| SOURCE MATERIAL |
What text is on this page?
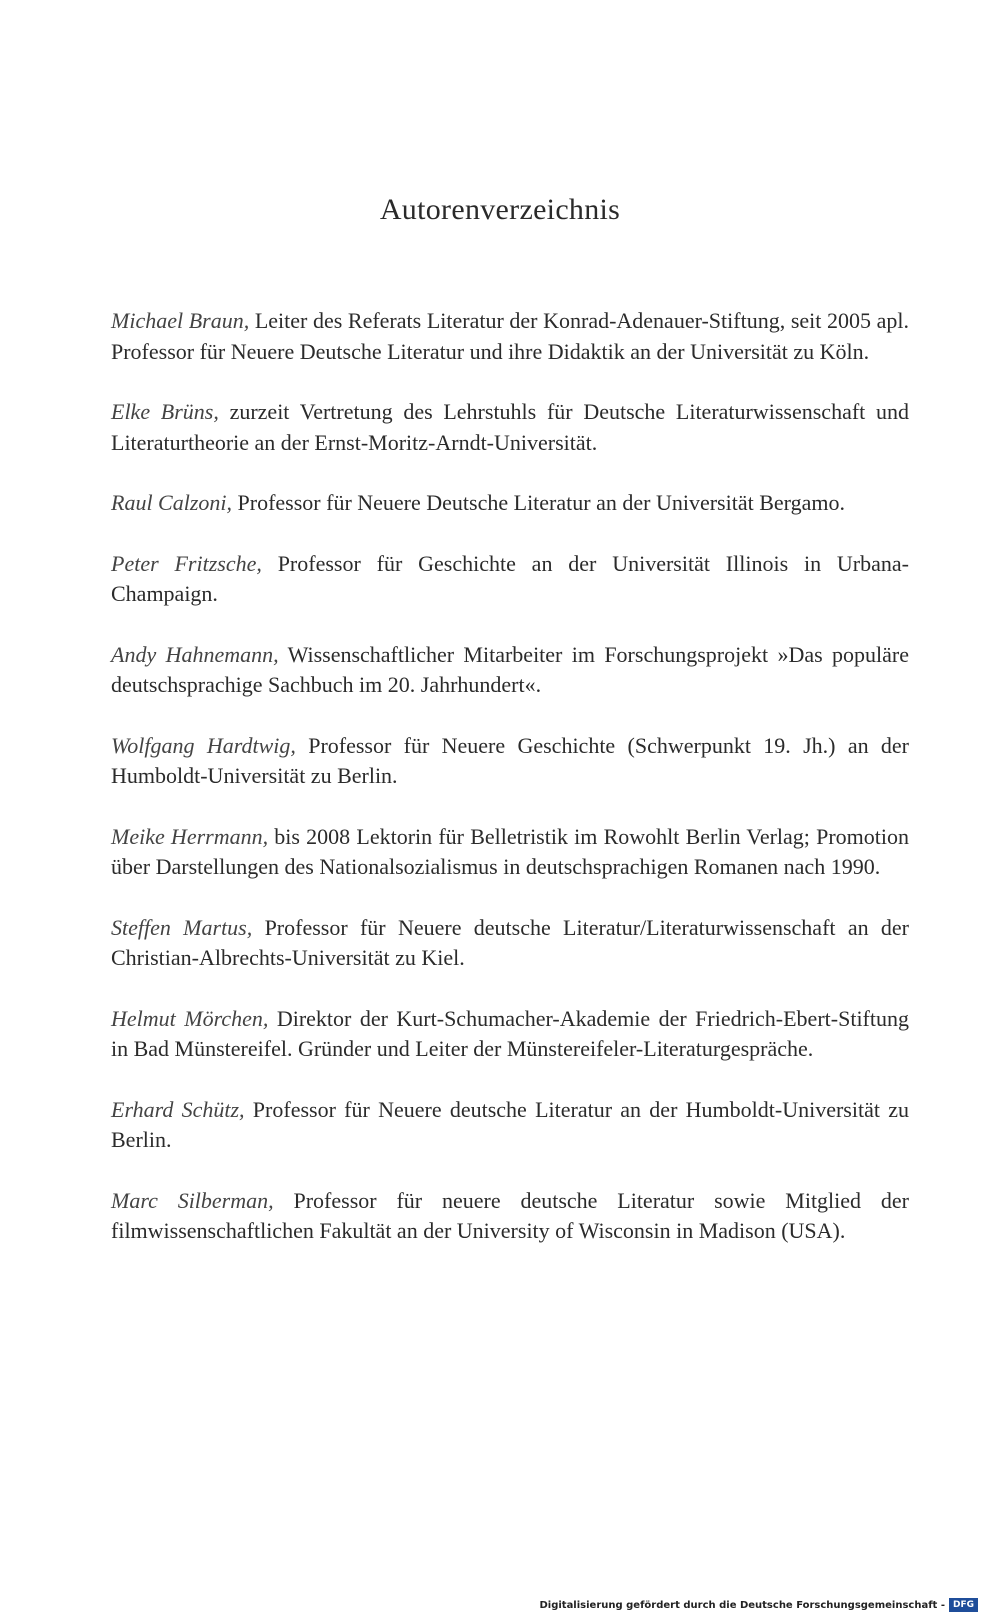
Autorenverzeichnis

Michael Braun, Leiter des Referats Literatur der Konrad-Adenauer-Stiftung, seit 2005 apl. Professor für Neuere Deutsche Literatur und ihre Didaktik an der Universität zu Köln.

Elke Brüns, zurzeit Vertretung des Lehrstuhls für Deutsche Literaturwissenschaft und Literaturtheorie an der Ernst-Moritz-Arndt-Universität.

Raul Calzoni, Professor für Neuere Deutsche Literatur an der Universität Bergamo.

Peter Fritzsche, Professor für Geschichte an der Universität Illinois in Urbana-Champaign.

Andy Hahnemann, Wissenschaftlicher Mitarbeiter im Forschungsprojekt »Das populäre deutschsprachige Sachbuch im 20. Jahrhundert«.

Wolfgang Hardtwig, Professor für Neuere Geschichte (Schwerpunkt 19. Jh.) an der Humboldt-Universität zu Berlin.

Meike Herrmann, bis 2008 Lektorin für Belletristik im Rowohlt Berlin Verlag; Promotion über Darstellungen des Nationalsozialismus in deutschsprachigen Romanen nach 1990.

Steffen Martus, Professor für Neuere deutsche Literatur/Literaturwissenschaft an der Christian-Albrechts-Universität zu Kiel.

Helmut Mörchen, Direktor der Kurt-Schumacher-Akademie der Friedrich-Ebert-Stiftung in Bad Münstereifel. Gründer und Leiter der Münstereifeler-Literaturgespräche.

Erhard Schütz, Professor für Neuere deutsche Literatur an der Humboldt-Universität zu Berlin.

Marc Silberman, Professor für neuere deutsche Literatur sowie Mitglied der filmwissenschaftlichen Fakultät an der University of Wisconsin in Madison (USA).

Digitalisierung gefördert durch die Deutsche Forschungsgemeinschaft - DFG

| SHORT TASK |
Transcribe the records above exactly, omitting every picture they contain.

| FULL ANSWER |
What text is on this page?
Autorenverzeichnis

Michael Braun, Leiter des Referats Literatur der Konrad-Adenauer-Stiftung, seit 2005 apl. Professor für Neuere Deutsche Literatur und ihre Didaktik an der Universität zu Köln.

Elke Brüns, zurzeit Vertretung des Lehrstuhls für Deutsche Literaturwissenschaft und Literaturtheorie an der Ernst-Moritz-Arndt-Universität.

Raul Calzoni, Professor für Neuere Deutsche Literatur an der Universität Bergamo.

Peter Fritzsche, Professor für Geschichte an der Universität Illinois in Urbana-Champaign.

Andy Hahnemann, Wissenschaftlicher Mitarbeiter im Forschungsprojekt »Das populäre deutschsprachige Sachbuch im 20. Jahrhundert«.

Wolfgang Hardtwig, Professor für Neuere Geschichte (Schwerpunkt 19. Jh.) an der Humboldt-Universität zu Berlin.

Meike Herrmann, bis 2008 Lektorin für Belletristik im Rowohlt Berlin Verlag; Promotion über Darstellungen des Nationalsozialismus in deutschsprachigen Romanen nach 1990.

Steffen Martus, Professor für Neuere deutsche Literatur/Literaturwissenschaft an der Christian-Albrechts-Universität zu Kiel.

Helmut Mörchen, Direktor der Kurt-Schumacher-Akademie der Friedrich-Ebert-Stiftung in Bad Münstereifel. Gründer und Leiter der Münstereifeler-Literaturgespräche.

Erhard Schütz, Professor für Neuere deutsche Literatur an der Humboldt-Universität zu Berlin.

Marc Silberman, Professor für neuere deutsche Literatur sowie Mitglied der filmwissenschaftlichen Fakultät an der University of Wisconsin in Madison (USA).

Digitalisierung gefördert durch die Deutsche Forschungsgemeinschaft - DFG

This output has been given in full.